作業指示:
• a. リスクとリターンの解説文によると、現代ポートフォリオ理論では、ローリスク・ハイリターンの投資対象はどのように扱われていますか。
• b. リスクとリターンの解説文の要点を、2文でまとめなさい。
• c. リスクとリターンの解説文を、最後の文のあとから書き継ぎなさい。

本文抜粋:
+ + + + + + +
1 リターンとリスクの関係をグラフで描くと

 図1は時間の経過を横軸に、株価を縦軸に示したグラフです。このグラフにおける「リスク」は、株価の値動きの幅、つまり変動の度合いを表しています。一方、「リターン」は、平均的に株価がどの程度上昇するかを示しています。1年ごとの増加率の平均とします。また、ここではリスクとリターンは未来も変化しないと仮定します。株価は右肩上がりで上がっていますが、1年後はどのくらい上昇するでしょうか?リターンだけ増加すると予想するのが妥当な判断ですが、株式にはリスクがあるためリターンよりも多く増えたり、逆にリターンよりも少ない上昇しかない場合もあります。

図1 株価の年変動と1年後のリターンとリスク

それでは、リターンとリスクの関係にはどのような関係があるでしょうか?以下の4つのパターンが考えられます。

  • A ローリスク・ローリターン 
  • B ローリスク・ハイリターン 
  • C ハイリスク・ローリターン 
  • D ハイリスク・ハイリターン

それぞれのパターンを図2に描いてみると以下のようになります。

図2 リスクとリターンの関係

Bのローリスク・ハイリターンの投資対象はとても魅力的に見えます。Bのような株は存在するのでしょうか?実は、現代ポートフォリオ理論ではローリスク・ハイリターンの投資対象は存在しないことなっています。

SP500ちゃん
SP500ちゃん
Bは損する可能性が小さくて儲けも大きい。理想的だわね。Cはリスクだけ大きい。これは論外ね。AとDは好みが分かれそうだけど私はDのほうが好きかな。
+ + + + + + +
(ページ要素の注釈)
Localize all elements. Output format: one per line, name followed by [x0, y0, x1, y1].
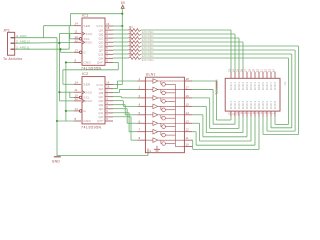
- IC1 pin QD (3): [98, 38, 113, 44]
- svg-text:220 Ohm: 220 Ohm: [142, 55, 154, 58]
- wire IC2 QD to ULN in4: [113, 101, 137, 107]
- display top pin 16: [241, 69, 244, 79]
- ULN1 common rail: [175, 84, 184, 146]
- svg-text:16: 16: [241, 69, 244, 73]
- svg-text:6: 6: [106, 50, 108, 54]
- display top pin 23: [269, 69, 272, 79]
- display internal name col 9 top: [261, 82, 265, 91]
- svg-text:23: 23: [269, 69, 272, 73]
- IC2 pin QA (15): [99, 85, 113, 91]
- svg-text:R4: R4: [129, 37, 133, 41]
- display top pin 19: [253, 69, 256, 79]
- ULN1 driver 7 (pins 7/12): [137, 128, 192, 137]
- svg-text:14: 14: [75, 22, 79, 26]
- IC1 pin QB (1): [99, 30, 113, 36]
- resistor R2: [129, 29, 154, 38]
- wire 5V drop: [69, 14, 71, 26]
- svg-text:12: 12: [229, 112, 232, 116]
- wire ARD11 vertical: [68, 26, 70, 50]
- display right grey pin name: [283, 81, 287, 85]
- IC2 pin G (13): [74, 107, 86, 113]
- svg-text:9: 9: [106, 117, 108, 121]
- wire ULN1 out4 to display: [192, 106, 243, 132]
- wire GND from JP1 pin3: [15, 37, 57, 39]
- wire IC1 QH to R8: [113, 57, 129, 59]
- display top pin 15: [237, 69, 240, 79]
- ic box IC1: [82, 18, 105, 65]
- display internal name col 8 bottom: [257, 100, 261, 109]
- junction: [56, 120, 58, 122]
- display internal name col 5 top: [245, 82, 249, 91]
- svg-text:20: 20: [257, 69, 260, 73]
- ULN1 driver 8 (pins 8/11): [137, 136, 192, 145]
- wire column 3 to display top: [141, 38, 239, 72]
- svg-text:220 Ohm: 220 Ohm: [142, 39, 154, 42]
- IC1 pin QF (5): [99, 46, 113, 52]
- svg-text:To Arduino: To Arduino: [3, 57, 22, 61]
- wire IC2 QH to ULN in8: [113, 117, 137, 140]
- wire IC2 VCC: [113, 84, 122, 86]
- svg-text:14: 14: [186, 111, 190, 115]
- ULN1 internal ground glyph: [154, 146, 160, 151]
- IC2 pin QB (1): [99, 89, 113, 95]
- wire column 1 to display top: [141, 30, 231, 72]
- IC1 pin QE (4): [99, 42, 113, 48]
- connector JP1 pin blade 2: [11, 42, 15, 44]
- svg-text:2: 2: [106, 93, 108, 97]
- wire IC1 QG to R7: [113, 53, 129, 55]
- svg-text:8: 8: [75, 58, 77, 62]
- svg-text:14: 14: [233, 69, 236, 73]
- display internal name col 2 top: [233, 82, 237, 91]
- svg-text:R4C8: R4C8: [273, 82, 277, 91]
- display internal name col 5 bottom: [245, 100, 249, 109]
- display internal name col 6 bottom: [249, 100, 253, 109]
- ULN1 driver 3 (pins 3/16): [137, 94, 192, 103]
- pin number 3: [16, 34, 18, 38]
- svg-text:7: 7: [106, 54, 108, 58]
- wire IC2 RCK: [59, 100, 74, 102]
- svg-text:24: 24: [273, 69, 276, 73]
- svg-text:3: 3: [106, 97, 108, 101]
- wire IC2 QG to ULN in7: [113, 113, 137, 132]
- svg-text:R7: R7: [129, 49, 133, 53]
- svg-text:11: 11: [233, 112, 236, 115]
- display internal name col 8 top: [257, 82, 261, 91]
- svg-text:21: 21: [261, 69, 264, 73]
- label IC2: [82, 72, 88, 76]
- svg-text:220 Ohm: 220 Ohm: [142, 59, 154, 62]
- pin number 2: [16, 39, 18, 43]
- IC1 pin QA (15): [99, 26, 113, 32]
- IC2 pin QG (6): [98, 109, 113, 115]
- svg-text:G: G: [83, 51, 86, 55]
- svg-text:9: 9: [106, 58, 108, 62]
- svg-text:18: 18: [249, 69, 252, 73]
- IC2 pin QH (7): [98, 113, 113, 119]
- display top pin 13: [229, 69, 232, 79]
- IC1 pin SER (14): [74, 22, 91, 28]
- display internal name col 4 top: [241, 82, 245, 91]
- wire G1 tap vertical: [60, 49, 62, 52]
- svg-text:220 Ohm: 220 Ohm: [142, 47, 154, 50]
- svg-text:220 Ohm: 220 Ohm: [142, 31, 154, 34]
- wire stub vertical x43: [43, 26, 45, 38]
- ULN1 pin COM (10): [184, 143, 192, 147]
- svg-text:IC1: IC1: [82, 13, 88, 17]
- svg-text:TC2088H: TC2088H: [215, 79, 219, 95]
- label display name: [215, 79, 219, 95]
- node ARD13 label: [20, 39, 30, 43]
- label ULN1: [146, 73, 156, 77]
- junction: [58, 91, 60, 93]
- wire ARD11 from JP1 pin1: [15, 48, 69, 50]
- svg-text:R3: R3: [129, 33, 133, 37]
- IC1 pin QG (6): [98, 50, 113, 56]
- display internal name col 7 bottom: [253, 100, 257, 109]
- IC1 pin QH (7): [98, 54, 113, 60]
- wire to IC1 SCK: [59, 33, 74, 35]
- svg-text:SCK: SCK: [85, 90, 93, 94]
- value 74LS595N IC2: [81, 125, 102, 129]
- svg-text:1: 1: [106, 30, 108, 34]
- IC1 pin GND (8): [74, 58, 92, 64]
- wire IC1 QA to R1: [113, 29, 129, 31]
- svg-text:1: 1: [106, 89, 108, 93]
- IC1 pin G (13): [74, 48, 86, 54]
- IC1 pin SCK (11): [74, 30, 93, 36]
- display bottom pin 8: [245, 111, 248, 117]
- IC2 pin GND (8): [74, 117, 92, 123]
- wire to IC1 G: [61, 51, 75, 53]
- display internal name col 3 bottom: [237, 100, 241, 109]
- wire ULN1 out8 to display: [192, 117, 259, 150]
- wire ULN1 out1 to display: [192, 81, 231, 120]
- display internal name col 3 top: [237, 82, 241, 91]
- wire SCL1 branch: [70, 34, 74, 39]
- node ARD11 label: [20, 45, 30, 49]
- svg-text:12: 12: [186, 128, 190, 132]
- svg-text:4: 4: [139, 102, 141, 106]
- display internal name col 11 top: [269, 82, 273, 91]
- display top pin 20: [257, 69, 260, 79]
- resistor R1: [129, 25, 154, 34]
- display bottom pin 3: [265, 111, 268, 117]
- svg-text:220 Ohm: 220 Ohm: [142, 35, 154, 38]
- ULN1 driver 1 (pins 1/18): [137, 77, 192, 86]
- svg-text:JP1: JP1: [3, 28, 10, 32]
- wire SCL2 branch: [70, 92, 74, 97]
- display internal name col 6 top: [249, 82, 253, 91]
- display internal name col 1 bottom: [229, 100, 233, 109]
- display bottom pin 12: [229, 111, 232, 117]
- ULN1 driver 4 (pins 4/15): [137, 102, 192, 111]
- svg-text:15: 15: [106, 85, 110, 89]
- wire 5V stem: [121, 8, 123, 84]
- svg-text:2: 2: [106, 34, 108, 38]
- svg-text:16: 16: [186, 94, 190, 98]
- connector JP1 outline: [8, 32, 15, 55]
- wire GND to ULN pin9: [57, 153, 148, 156]
- label JP1: [3, 28, 10, 32]
- svg-text:VA: VA: [283, 81, 287, 85]
- wire IC1 QH* cascade: [63, 62, 118, 84]
- IC2 pin VCC (16): [96, 81, 113, 87]
- junction: [65, 110, 67, 112]
- connector JP1 pin blade 1: [11, 48, 15, 50]
- wire ULN1 out7 to display: [192, 117, 255, 145]
- svg-text:7: 7: [139, 128, 141, 132]
- IC2 pin QH* (9): [97, 117, 113, 123]
- svg-text:IC2: IC2: [82, 72, 88, 76]
- wire column 7 wrap to display bottom: [141, 54, 292, 128]
- svg-text:RCK: RCK: [85, 99, 93, 103]
- svg-text:2: 2: [139, 85, 141, 89]
- display bottom pin 5: [257, 111, 260, 117]
- display internal name col 12 top: [273, 82, 277, 91]
- svg-text:22: 22: [265, 69, 268, 73]
- wire column 6 wrap to display bottom: [141, 50, 295, 131]
- svg-text:6: 6: [106, 109, 108, 113]
- wire ARD13 from JP1 pin2 to IC1 RCK: [15, 42, 74, 45]
- IC2 pin QE (4): [99, 101, 113, 107]
- label IC1: [82, 13, 88, 17]
- svg-text:SER: SER: [83, 24, 91, 28]
- display internal name col 10 bottom: [265, 100, 269, 109]
- wire column 5 wrap to display bottom: [141, 46, 298, 135]
- svg-text:4: 4: [106, 101, 108, 105]
- wire 5V top corridor: [70, 13, 122, 15]
- display bottom pin 10: [237, 111, 240, 117]
- svg-text:19: 19: [253, 69, 256, 73]
- svg-text:4: 4: [106, 42, 108, 46]
- svg-text:ULN1: ULN1: [146, 73, 156, 77]
- svg-text:7: 7: [106, 113, 108, 117]
- display internal name col 11 bottom: [269, 100, 273, 109]
- resistor R3: [129, 33, 154, 42]
- IC1 pin RCK (12): [74, 38, 93, 44]
- junction: [58, 42, 60, 44]
- display bottom pin 1: [273, 111, 276, 117]
- svg-text:GND: GND: [83, 61, 91, 65]
- wire IC2 SCK: [59, 91, 74, 93]
- svg-text:QH*: QH*: [97, 61, 104, 65]
- svg-text:74LS595N: 74LS595N: [81, 125, 102, 129]
- svg-text:74LS595N: 74LS595N: [81, 67, 102, 71]
- display bottom pin 4: [261, 111, 264, 117]
- display internal name col 2 bottom: [233, 100, 237, 109]
- wire IC1 QC to R3: [113, 37, 129, 39]
- svg-text:GND: GND: [83, 119, 91, 123]
- svg-text:13: 13: [229, 69, 232, 73]
- wire clock vertical: [58, 34, 60, 101]
- display top pin 17: [245, 69, 248, 79]
- svg-text:SCK: SCK: [85, 32, 93, 36]
- svg-text:5V: 5V: [121, 1, 126, 5]
- wire IC2 G: [66, 110, 74, 112]
- display top pin 22: [265, 69, 268, 79]
- display bottom pin 6: [253, 111, 256, 117]
- IC2 pin SCK (11): [74, 88, 93, 94]
- svg-text:17: 17: [186, 85, 190, 89]
- wire IC2 QB to ULN in2: [113, 89, 137, 92]
- IC1 pin QH* (9): [97, 58, 113, 64]
- wire column 8 wrap to display bottom: [141, 58, 289, 124]
- pin number 1: [16, 45, 18, 49]
- wire IC2 QA to ULN in1: [113, 81, 137, 89]
- wire IC1 QE to R5: [113, 45, 129, 47]
- svg-text:10: 10: [237, 112, 240, 116]
- display internal name col 1 top: [229, 82, 233, 91]
- svg-text:16: 16: [106, 81, 110, 85]
- value 74LS595N IC1: [81, 67, 102, 71]
- wire IC2 GND pin: [57, 120, 74, 122]
- svg-text:R5: R5: [129, 41, 133, 45]
- resistor R4: [129, 37, 154, 46]
- svg-text:3: 3: [106, 38, 108, 42]
- display bottom pin 9: [241, 111, 244, 117]
- junction: [121, 13, 123, 15]
- svg-text:11: 11: [75, 30, 78, 34]
- wire IC2 QC to ULN in3: [113, 97, 137, 98]
- resistor R8: [129, 53, 154, 62]
- svg-text:RCK: RCK: [85, 41, 93, 45]
- IC1 pin SCL (10): [74, 35, 90, 41]
- IC2 pin QC (2): [98, 93, 113, 99]
- wire IC2 QF to ULN in6: [113, 109, 137, 124]
- junction: [65, 61, 67, 63]
- display internal name col 9 bottom: [261, 100, 265, 109]
- ULN1 driver 6 (pins 6/13): [137, 119, 192, 128]
- wire GND vertical rail: [56, 38, 58, 157]
- wire IC1 QB to R2: [113, 33, 129, 35]
- svg-text:QH*: QH*: [97, 119, 104, 123]
- svg-text:8: 8: [139, 136, 141, 140]
- svg-text:G: G: [83, 109, 86, 113]
- LED matrix display box: [225, 78, 280, 111]
- wire IC1 QF to R6: [113, 49, 129, 51]
- connector JP1 pin blade 3: [11, 37, 15, 39]
- svg-text:R2: R2: [129, 29, 133, 33]
- svg-text:220 Ohm: 220 Ohm: [142, 51, 154, 54]
- IC2 pin SER (14): [74, 80, 91, 86]
- wire IC1 VCC: [113, 25, 122, 27]
- svg-text:15: 15: [186, 102, 190, 106]
- svg-text:13: 13: [75, 48, 79, 52]
- svg-text:9: 9: [150, 149, 152, 153]
- svg-text:10: 10: [186, 143, 190, 147]
- wire IC2 SER: [63, 83, 74, 85]
- svg-text:3: 3: [139, 94, 141, 98]
- svg-text:10: 10: [75, 35, 79, 39]
- svg-text:5: 5: [139, 111, 141, 115]
- svg-text:R1: R1: [129, 25, 133, 29]
- svg-text:15: 15: [237, 69, 240, 73]
- svg-text:17: 17: [245, 69, 248, 73]
- display bottom pin 7: [249, 111, 252, 117]
- ground GND symbol: [52, 157, 61, 164]
- IC2 pin SCL (10): [74, 93, 90, 99]
- ULN1 driver 2 (pins 2/17): [137, 85, 192, 94]
- junction: [59, 48, 61, 50]
- resistor R6: [129, 45, 154, 54]
- svg-text:10: 10: [75, 93, 79, 97]
- svg-text:5: 5: [106, 46, 108, 50]
- wire ULN1 out5 to display: [192, 115, 247, 137]
- svg-text:R8: R8: [129, 53, 133, 57]
- svg-text:220 Ohm: 220 Ohm: [142, 43, 154, 46]
- svg-text:11: 11: [75, 88, 78, 92]
- resistor R7: [129, 49, 154, 58]
- wire IC2 QE to ULN in5: [113, 105, 137, 115]
- wire IC1 QD to R4: [113, 41, 129, 43]
- IC2 pin QF (5): [99, 105, 113, 111]
- IC2 pin RCK (12): [74, 97, 93, 103]
- svg-text:12: 12: [75, 97, 79, 101]
- junction: [121, 25, 123, 27]
- wire ULN1 out3 to display: [192, 98, 239, 128]
- svg-text:13: 13: [75, 107, 79, 111]
- wire ULN1 out6 to display: [192, 117, 251, 141]
- display top pin 21: [261, 69, 264, 79]
- display top pin 14: [233, 69, 236, 79]
- display internal name col 12 bottom: [273, 100, 277, 109]
- ULN1 driver 5 (pins 5/14): [137, 111, 192, 120]
- svg-text:R6: R6: [129, 45, 133, 49]
- wire ULN1 out2 to display: [192, 89, 235, 124]
- display bottom pin 11: [233, 111, 236, 117]
- svg-text:8: 8: [75, 117, 77, 121]
- wire corridor to IC1 SER: [44, 25, 74, 27]
- svg-text:SER: SER: [83, 83, 91, 87]
- svg-text:13: 13: [186, 119, 190, 123]
- wire column 4 to display top: [141, 42, 243, 72]
- svg-text:11: 11: [186, 136, 189, 140]
- svg-text:12: 12: [75, 38, 79, 42]
- display internal name col 10 top: [265, 82, 269, 91]
- display internal name col 7 top: [253, 82, 257, 91]
- IC1 pin QC (2): [98, 34, 113, 40]
- display top pin 18: [249, 69, 252, 79]
- ULN1 pin GND (9): [148, 149, 152, 153]
- svg-text:16: 16: [106, 22, 110, 26]
- svg-text:1: 1: [139, 77, 141, 81]
- IC2 pin QD (3): [98, 97, 113, 103]
- display bottom pin 2: [269, 111, 272, 117]
- darlington array ULN1 box: [145, 77, 184, 153]
- resistor R5: [129, 41, 154, 50]
- svg-text:GND: GND: [52, 159, 61, 163]
- label To Arduino: [3, 57, 22, 61]
- display internal name col 4 bottom: [241, 100, 245, 109]
- wire column 2 to display top: [141, 34, 235, 72]
- wire GND branch vertical x65: [65, 62, 67, 121]
- display top pin 24: [273, 69, 276, 79]
- wire IC1 GND pin: [66, 61, 74, 63]
- node GND label: [20, 34, 27, 38]
- svg-text:18: 18: [186, 77, 190, 81]
- svg-text:6: 6: [139, 119, 141, 123]
- svg-text:R4C8: R4C8: [273, 100, 277, 109]
- ic box IC2: [82, 77, 105, 124]
- svg-text:14: 14: [75, 80, 79, 84]
- IC1 pin VCC (16): [96, 22, 113, 28]
- svg-text:15: 15: [106, 26, 110, 30]
- power 5V symbol: [121, 1, 126, 8]
- svg-text:5: 5: [106, 105, 108, 109]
+ + + + + + +
解答例:
• a. 存在しないことになっています。

• b. リスクは株価の値動きの幅つまり変動の度合いを、リターンは株価が平均的にどの程度上昇するかを表し、株式にはリスクがあるため、実際の上昇はリターンより大きくなることも小さくなることもあります。リスクとリターンの関係はA〜Dの4つのパターンに分けられますが、現代ポートフォリオ理論では、Bのローリスク・ハイリターンの投資対象は存在しないことになっています。

• c.
Dr. めたる
Dr. めたる
そうだね。好きなものを順に並べて欲しいとたくさんの人にお願いしてみると、大部分の人はB>A≒D>Cという風に並べるんじゃないかな。

2 ローリスク・ハイリターンの株

 なぜBのような株は存在しないのでしょうか?これからローリスクでハイリターンな投資先は存在しない理由を説明していきます。まず、ローリスクでハイリターンな希少な株(仮称:はぐれめたる株)があったとしてみます。この価格は現在100万円で、一年後に149万円か151万円の幅で値動きがあるとします。これがリスクです。リターンは50万円とします。

このはぐれめたる株は、リスクとして値動きが±1万円であるのに対してリターンが50万円もある。リターンに対してリスクがとても小さいです。すなわちローリスク・ハイリターンな株です。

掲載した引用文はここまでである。